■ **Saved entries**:
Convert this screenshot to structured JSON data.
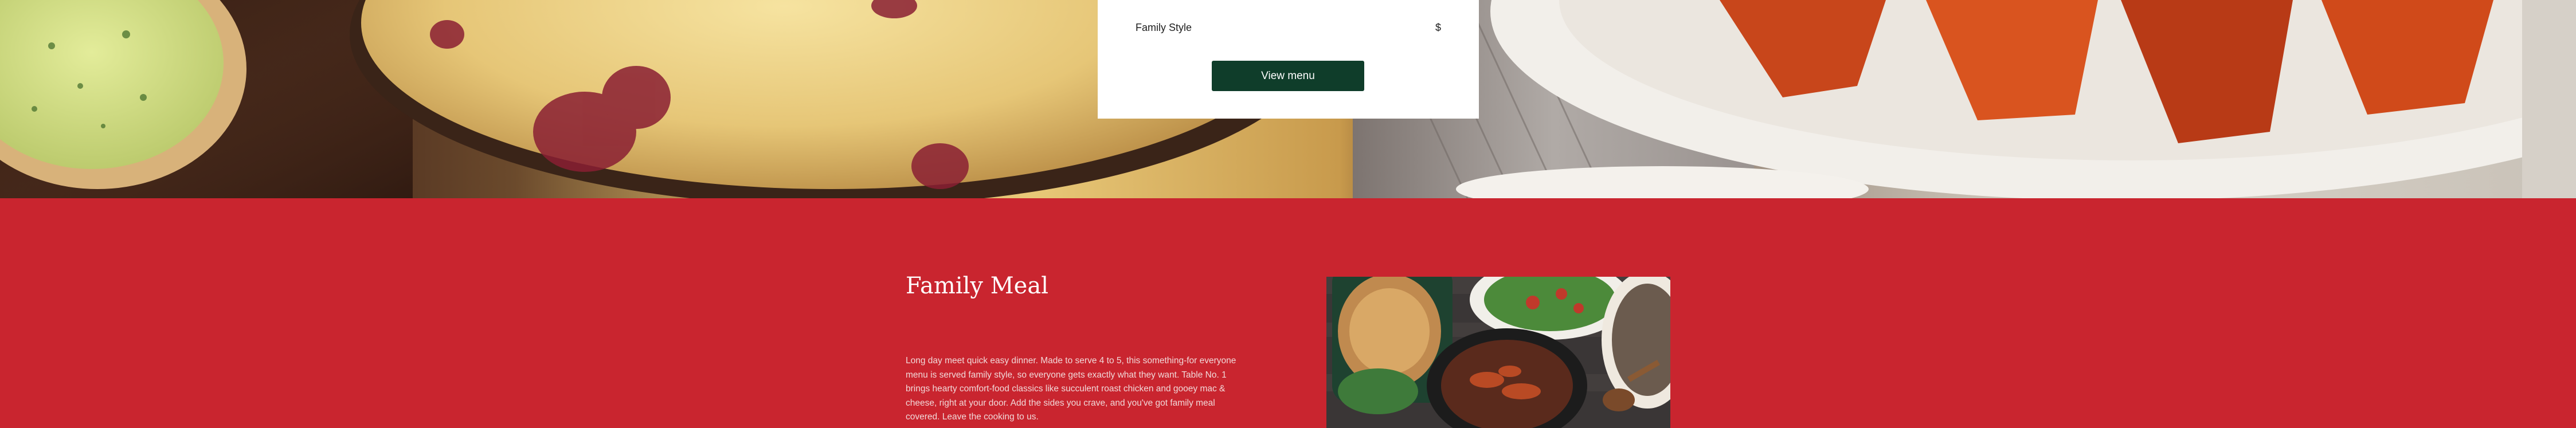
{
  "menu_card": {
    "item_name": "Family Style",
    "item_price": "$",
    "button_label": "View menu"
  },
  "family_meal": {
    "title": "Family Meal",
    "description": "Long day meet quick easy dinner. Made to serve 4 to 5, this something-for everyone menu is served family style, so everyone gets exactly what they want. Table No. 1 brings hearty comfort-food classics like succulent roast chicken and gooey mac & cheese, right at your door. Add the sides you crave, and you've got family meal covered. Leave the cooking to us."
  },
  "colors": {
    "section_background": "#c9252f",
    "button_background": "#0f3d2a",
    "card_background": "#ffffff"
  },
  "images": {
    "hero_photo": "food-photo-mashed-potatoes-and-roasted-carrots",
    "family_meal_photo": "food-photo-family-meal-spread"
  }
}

■ **Your objective**:
Keep the pictures out of the copy and write out the data exactly as it stands.

■ **Answer in full**:
Convert this screenshot to structured JSON data.
{
  "menu_card": {
    "item_name": "Family Style",
    "item_price": "$",
    "button_label": "View menu"
  },
  "family_meal": {
    "title": "Family Meal",
    "description": "Long day meet quick easy dinner. Made to serve 4 to 5, this something-for everyone menu is served family style, so everyone gets exactly what they want. Table No. 1 brings hearty comfort-food classics like succulent roast chicken and gooey mac & cheese, right at your door. Add the sides you crave, and you've got family meal covered. Leave the cooking to us."
  },
  "colors": {
    "section_background": "#c9252f",
    "button_background": "#0f3d2a",
    "card_background": "#ffffff"
  },
  "images": {
    "hero_photo": "food-photo-mashed-potatoes-and-roasted-carrots",
    "family_meal_photo": "food-photo-family-meal-spread"
  }
}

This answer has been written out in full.